### [Work to be completed]
Which lines below hold the word "type"? Report each one.

** START Entries **

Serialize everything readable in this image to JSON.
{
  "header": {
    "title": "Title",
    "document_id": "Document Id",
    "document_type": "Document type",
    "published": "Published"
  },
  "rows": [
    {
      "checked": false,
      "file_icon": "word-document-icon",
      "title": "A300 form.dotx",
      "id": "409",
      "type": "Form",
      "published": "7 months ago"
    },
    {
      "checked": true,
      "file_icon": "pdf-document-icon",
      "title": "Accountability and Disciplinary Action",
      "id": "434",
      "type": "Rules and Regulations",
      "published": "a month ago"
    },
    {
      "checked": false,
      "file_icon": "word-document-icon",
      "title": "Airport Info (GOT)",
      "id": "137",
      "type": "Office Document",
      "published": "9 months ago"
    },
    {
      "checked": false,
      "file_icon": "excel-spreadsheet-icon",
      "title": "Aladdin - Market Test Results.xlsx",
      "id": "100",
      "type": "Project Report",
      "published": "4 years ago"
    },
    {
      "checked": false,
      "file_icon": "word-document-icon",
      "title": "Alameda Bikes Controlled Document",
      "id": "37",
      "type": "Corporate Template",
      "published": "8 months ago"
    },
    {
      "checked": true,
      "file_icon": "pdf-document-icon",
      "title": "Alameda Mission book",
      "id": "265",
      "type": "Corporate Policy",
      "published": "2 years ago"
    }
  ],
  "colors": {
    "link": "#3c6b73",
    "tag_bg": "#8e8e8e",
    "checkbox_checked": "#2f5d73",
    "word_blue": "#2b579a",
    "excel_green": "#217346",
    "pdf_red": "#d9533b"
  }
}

** END Entries **

### [Response to the task]
    "document_type": "Document type",
      "type": "Form",
      "type": "Rules and Regulations",
      "type": "Office Document",
      "type": "Project Report",
      "type": "Corporate Template",
      "type": "Corporate Policy",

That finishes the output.